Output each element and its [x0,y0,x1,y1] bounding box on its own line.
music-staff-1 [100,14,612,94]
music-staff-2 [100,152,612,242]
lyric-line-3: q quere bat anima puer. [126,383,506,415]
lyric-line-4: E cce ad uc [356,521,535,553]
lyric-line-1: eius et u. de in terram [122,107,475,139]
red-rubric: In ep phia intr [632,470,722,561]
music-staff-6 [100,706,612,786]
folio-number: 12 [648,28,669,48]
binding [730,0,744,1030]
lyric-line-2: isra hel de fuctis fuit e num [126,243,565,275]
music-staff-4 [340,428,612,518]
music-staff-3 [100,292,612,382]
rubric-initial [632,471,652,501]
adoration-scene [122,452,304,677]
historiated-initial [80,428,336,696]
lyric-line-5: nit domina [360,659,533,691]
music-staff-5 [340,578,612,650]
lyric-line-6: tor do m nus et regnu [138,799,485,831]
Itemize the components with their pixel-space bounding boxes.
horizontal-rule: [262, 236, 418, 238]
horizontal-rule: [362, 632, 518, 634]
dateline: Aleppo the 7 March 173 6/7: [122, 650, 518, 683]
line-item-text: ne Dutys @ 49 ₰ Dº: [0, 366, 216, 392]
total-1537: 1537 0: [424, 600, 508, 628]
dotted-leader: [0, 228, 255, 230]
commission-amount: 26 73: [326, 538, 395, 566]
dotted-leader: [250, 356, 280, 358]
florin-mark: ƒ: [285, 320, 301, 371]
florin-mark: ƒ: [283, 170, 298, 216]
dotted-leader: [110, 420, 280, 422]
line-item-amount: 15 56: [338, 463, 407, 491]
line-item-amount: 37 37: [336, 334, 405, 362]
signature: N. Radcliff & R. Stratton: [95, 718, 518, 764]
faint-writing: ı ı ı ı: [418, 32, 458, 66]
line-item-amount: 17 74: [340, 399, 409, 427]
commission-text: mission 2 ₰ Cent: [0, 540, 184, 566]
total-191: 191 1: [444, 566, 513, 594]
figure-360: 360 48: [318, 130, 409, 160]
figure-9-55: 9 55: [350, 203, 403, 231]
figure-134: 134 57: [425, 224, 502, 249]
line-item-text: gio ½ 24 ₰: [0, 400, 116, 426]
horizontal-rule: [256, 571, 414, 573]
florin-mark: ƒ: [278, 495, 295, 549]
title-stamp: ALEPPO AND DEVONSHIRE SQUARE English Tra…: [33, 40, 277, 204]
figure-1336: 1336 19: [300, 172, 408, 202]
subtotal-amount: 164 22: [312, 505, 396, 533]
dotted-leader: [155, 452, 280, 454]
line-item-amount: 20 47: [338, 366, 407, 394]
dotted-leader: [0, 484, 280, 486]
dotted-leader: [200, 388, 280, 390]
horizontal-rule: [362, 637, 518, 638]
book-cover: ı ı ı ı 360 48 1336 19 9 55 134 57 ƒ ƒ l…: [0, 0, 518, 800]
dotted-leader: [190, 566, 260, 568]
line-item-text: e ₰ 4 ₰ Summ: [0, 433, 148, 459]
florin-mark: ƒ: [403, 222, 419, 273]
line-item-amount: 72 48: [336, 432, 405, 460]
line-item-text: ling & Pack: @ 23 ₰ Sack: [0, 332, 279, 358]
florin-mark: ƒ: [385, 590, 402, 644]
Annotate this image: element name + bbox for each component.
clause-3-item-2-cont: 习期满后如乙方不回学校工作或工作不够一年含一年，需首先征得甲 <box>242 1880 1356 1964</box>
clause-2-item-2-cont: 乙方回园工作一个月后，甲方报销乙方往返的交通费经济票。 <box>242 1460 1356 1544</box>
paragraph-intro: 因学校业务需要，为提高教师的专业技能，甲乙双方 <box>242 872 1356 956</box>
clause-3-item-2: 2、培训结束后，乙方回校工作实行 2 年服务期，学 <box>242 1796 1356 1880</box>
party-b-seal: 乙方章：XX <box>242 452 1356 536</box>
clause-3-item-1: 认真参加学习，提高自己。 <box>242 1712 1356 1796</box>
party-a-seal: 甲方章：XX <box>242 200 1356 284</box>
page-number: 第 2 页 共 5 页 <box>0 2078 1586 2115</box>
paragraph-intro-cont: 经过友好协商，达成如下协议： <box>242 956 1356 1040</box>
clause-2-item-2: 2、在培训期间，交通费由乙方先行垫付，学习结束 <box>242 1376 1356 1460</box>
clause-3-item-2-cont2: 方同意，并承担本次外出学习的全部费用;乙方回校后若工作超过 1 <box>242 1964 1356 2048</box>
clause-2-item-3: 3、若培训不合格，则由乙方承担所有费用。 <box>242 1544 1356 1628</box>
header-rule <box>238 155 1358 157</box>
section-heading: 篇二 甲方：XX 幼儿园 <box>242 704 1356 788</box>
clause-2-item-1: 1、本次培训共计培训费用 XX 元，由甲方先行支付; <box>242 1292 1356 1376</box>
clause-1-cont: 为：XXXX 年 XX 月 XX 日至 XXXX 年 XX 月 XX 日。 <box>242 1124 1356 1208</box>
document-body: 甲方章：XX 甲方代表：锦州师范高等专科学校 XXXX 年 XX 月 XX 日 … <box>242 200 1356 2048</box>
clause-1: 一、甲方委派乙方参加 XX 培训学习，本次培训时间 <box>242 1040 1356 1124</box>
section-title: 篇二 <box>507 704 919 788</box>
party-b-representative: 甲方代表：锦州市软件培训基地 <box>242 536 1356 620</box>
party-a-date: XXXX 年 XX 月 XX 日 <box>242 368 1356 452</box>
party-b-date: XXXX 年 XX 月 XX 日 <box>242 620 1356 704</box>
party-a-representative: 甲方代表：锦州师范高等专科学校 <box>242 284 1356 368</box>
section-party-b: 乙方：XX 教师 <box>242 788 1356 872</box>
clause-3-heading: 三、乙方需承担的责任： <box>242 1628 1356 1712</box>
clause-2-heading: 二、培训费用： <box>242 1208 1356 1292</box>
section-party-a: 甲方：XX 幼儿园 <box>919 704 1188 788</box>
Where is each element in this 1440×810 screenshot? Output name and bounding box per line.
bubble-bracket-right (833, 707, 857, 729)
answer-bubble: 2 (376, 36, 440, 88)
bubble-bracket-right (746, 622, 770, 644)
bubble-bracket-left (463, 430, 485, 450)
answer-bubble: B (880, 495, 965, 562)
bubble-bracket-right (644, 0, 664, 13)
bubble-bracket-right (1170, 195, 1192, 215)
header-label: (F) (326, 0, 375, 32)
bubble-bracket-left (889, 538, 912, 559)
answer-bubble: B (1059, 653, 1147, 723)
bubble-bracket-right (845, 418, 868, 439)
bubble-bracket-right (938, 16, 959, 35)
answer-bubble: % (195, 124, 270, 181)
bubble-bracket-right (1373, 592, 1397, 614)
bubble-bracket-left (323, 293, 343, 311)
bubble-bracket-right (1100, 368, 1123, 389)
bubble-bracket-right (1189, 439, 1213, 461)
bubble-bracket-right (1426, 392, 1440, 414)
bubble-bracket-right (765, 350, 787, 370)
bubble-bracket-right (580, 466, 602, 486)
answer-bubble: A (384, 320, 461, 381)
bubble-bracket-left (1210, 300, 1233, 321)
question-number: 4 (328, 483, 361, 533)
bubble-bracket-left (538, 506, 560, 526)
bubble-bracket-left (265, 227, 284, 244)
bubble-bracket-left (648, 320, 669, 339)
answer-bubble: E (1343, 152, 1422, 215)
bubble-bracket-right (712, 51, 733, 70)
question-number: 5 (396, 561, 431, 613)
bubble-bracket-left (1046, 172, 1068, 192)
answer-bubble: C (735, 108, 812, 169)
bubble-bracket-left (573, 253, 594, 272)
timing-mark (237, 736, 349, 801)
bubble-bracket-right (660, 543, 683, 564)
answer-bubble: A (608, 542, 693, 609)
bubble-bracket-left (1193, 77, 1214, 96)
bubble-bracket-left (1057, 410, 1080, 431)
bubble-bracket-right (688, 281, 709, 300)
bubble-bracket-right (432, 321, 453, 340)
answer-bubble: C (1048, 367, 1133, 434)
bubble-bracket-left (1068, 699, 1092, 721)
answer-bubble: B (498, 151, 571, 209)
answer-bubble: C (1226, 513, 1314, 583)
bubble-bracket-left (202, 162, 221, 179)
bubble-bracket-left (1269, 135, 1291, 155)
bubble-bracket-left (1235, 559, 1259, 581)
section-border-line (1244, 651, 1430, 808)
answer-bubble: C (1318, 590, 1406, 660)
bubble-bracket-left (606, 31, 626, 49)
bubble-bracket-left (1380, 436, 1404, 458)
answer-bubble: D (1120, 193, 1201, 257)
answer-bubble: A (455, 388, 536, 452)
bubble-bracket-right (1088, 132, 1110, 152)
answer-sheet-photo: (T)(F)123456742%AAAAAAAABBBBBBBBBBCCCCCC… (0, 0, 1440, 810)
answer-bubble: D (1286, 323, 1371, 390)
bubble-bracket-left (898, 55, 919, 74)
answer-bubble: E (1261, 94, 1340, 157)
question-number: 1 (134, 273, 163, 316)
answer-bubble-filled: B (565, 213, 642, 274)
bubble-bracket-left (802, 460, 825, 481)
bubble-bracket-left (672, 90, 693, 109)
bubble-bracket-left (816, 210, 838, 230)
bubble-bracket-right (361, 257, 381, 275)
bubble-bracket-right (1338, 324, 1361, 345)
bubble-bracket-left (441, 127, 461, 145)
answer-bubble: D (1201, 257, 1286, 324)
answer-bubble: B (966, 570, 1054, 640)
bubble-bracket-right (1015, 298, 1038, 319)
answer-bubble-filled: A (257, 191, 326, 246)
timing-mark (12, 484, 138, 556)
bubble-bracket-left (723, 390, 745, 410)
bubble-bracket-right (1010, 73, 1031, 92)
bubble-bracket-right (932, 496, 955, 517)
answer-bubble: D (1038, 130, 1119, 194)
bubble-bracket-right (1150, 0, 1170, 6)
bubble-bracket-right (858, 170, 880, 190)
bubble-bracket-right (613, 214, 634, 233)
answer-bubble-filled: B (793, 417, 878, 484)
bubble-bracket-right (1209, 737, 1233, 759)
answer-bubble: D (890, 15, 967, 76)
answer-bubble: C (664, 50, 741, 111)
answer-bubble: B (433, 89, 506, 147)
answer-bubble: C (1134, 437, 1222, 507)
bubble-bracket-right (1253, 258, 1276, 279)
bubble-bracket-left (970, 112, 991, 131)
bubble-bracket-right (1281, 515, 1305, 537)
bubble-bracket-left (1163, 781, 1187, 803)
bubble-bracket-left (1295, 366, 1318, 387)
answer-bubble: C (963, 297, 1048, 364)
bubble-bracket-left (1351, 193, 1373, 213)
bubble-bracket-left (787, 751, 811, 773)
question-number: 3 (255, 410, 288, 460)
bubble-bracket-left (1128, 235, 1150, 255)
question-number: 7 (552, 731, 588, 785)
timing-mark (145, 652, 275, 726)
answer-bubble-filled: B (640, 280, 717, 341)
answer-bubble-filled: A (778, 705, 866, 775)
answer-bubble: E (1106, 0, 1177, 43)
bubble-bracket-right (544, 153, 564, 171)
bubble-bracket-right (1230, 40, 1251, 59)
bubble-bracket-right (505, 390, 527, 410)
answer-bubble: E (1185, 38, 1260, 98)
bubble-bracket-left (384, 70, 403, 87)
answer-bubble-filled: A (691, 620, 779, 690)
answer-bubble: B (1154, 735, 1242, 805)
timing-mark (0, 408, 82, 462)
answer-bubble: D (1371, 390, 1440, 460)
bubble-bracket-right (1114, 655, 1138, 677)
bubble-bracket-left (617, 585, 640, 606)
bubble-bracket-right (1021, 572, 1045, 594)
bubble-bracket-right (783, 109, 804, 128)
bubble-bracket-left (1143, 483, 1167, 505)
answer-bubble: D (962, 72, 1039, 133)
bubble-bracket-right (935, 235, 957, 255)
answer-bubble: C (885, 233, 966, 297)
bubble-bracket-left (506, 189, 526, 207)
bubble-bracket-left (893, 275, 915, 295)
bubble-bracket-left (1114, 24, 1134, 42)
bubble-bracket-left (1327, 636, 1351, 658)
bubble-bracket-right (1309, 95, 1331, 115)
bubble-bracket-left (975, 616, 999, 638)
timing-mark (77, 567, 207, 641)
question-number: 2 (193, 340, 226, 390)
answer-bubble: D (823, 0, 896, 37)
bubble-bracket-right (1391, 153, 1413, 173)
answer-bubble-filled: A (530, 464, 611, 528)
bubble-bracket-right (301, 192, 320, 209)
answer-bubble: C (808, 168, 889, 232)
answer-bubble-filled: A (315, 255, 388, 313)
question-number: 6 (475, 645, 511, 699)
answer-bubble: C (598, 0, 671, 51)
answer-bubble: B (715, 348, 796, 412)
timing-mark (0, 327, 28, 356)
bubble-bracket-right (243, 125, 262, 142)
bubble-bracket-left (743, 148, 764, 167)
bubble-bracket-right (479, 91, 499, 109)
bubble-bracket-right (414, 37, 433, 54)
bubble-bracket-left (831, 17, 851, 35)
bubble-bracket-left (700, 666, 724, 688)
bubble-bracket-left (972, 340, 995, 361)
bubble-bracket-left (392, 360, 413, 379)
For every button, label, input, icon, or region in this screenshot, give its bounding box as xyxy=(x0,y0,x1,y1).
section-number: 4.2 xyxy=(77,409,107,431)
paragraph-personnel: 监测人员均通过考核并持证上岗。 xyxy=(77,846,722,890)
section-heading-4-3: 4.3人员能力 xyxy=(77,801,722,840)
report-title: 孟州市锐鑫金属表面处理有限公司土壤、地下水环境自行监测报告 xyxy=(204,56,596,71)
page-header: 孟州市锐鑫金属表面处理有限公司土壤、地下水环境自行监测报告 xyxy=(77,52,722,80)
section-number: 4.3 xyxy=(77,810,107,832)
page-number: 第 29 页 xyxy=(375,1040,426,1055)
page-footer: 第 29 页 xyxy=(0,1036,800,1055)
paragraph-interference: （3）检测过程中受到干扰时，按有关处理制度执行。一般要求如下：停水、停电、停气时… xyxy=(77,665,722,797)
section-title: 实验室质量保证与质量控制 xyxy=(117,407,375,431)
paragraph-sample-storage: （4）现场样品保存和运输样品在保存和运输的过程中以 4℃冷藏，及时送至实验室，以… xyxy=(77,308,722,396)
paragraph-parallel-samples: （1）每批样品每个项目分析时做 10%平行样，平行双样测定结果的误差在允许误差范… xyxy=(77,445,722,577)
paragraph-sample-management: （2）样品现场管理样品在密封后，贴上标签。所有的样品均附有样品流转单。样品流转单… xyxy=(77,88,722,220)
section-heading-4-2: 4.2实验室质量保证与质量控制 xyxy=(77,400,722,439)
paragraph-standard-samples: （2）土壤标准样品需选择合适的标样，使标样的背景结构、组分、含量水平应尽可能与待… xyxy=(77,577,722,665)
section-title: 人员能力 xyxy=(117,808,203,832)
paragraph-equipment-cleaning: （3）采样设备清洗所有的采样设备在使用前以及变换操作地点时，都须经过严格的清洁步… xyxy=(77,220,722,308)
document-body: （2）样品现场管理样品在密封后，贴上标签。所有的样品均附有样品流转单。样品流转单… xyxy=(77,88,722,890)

-*-

Written task:
Reproduce the records line for line, starting with the first line and continuing up to and including the line with "title-stamp: ALEPPO AND".

Output for this exercise:
Output each element and its [x0,y0,x1,y1] bounding box on its own line.
music-staff-1 [100,14,612,94]
music-staff-2 [100,152,612,242]
lyric-line-3: q quere bat anima puer. [126,383,506,415]
lyric-line-4: E cce ad uc [356,521,535,553]
lyric-line-1: eius et u. de in terram [122,107,475,139]
red-rubric: In ep phia intr [632,470,722,561]
music-staff-6 [100,706,612,786]
folio-number: 12 [648,28,669,48]
binding [730,0,744,1030]
lyric-line-2: isra hel de fuctis fuit e num [126,243,565,275]
music-staff-4 [340,428,612,518]
music-staff-3 [100,292,612,382]
rubric-initial [632,471,652,501]
adoration-scene [122,452,304,677]
historiated-initial [80,428,336,696]
lyric-line-5: nit domina [360,659,533,691]
music-staff-5 [340,578,612,650]
lyric-line-6: tor do m nus et regnu [138,799,485,831]
Itemize the components with their pixel-space bounding boxes.
horizontal-rule: [262, 236, 418, 238]
horizontal-rule: [362, 632, 518, 634]
dateline: Aleppo the 7 March 173 6/7: [122, 650, 518, 683]
line-item-text: ne Dutys @ 49 ₰ Dº: [0, 366, 216, 392]
total-1537: 1537 0: [424, 600, 508, 628]
dotted-leader: [0, 228, 255, 230]
commission-amount: 26 73: [326, 538, 395, 566]
dotted-leader: [250, 356, 280, 358]
florin-mark: ƒ: [285, 320, 301, 371]
florin-mark: ƒ: [283, 170, 298, 216]
dotted-leader: [110, 420, 280, 422]
line-item-amount: 15 56: [338, 463, 407, 491]
line-item-amount: 37 37: [336, 334, 405, 362]
signature: N. Radcliff & R. Stratton: [95, 718, 518, 764]
faint-writing: ı ı ı ı: [418, 32, 458, 66]
line-item-amount: 17 74: [340, 399, 409, 427]
commission-text: mission 2 ₰ Cent: [0, 540, 184, 566]
total-191: 191 1: [444, 566, 513, 594]
figure-360: 360 48: [318, 130, 409, 160]
figure-9-55: 9 55: [350, 203, 403, 231]
figure-134: 134 57: [425, 224, 502, 249]
line-item-text: gio ½ 24 ₰: [0, 400, 116, 426]
horizontal-rule: [256, 571, 414, 573]
florin-mark: ƒ: [278, 495, 295, 549]
title-stamp: ALEPPO AND DEVONSHIRE SQUARE English Tra…: [33, 40, 277, 204]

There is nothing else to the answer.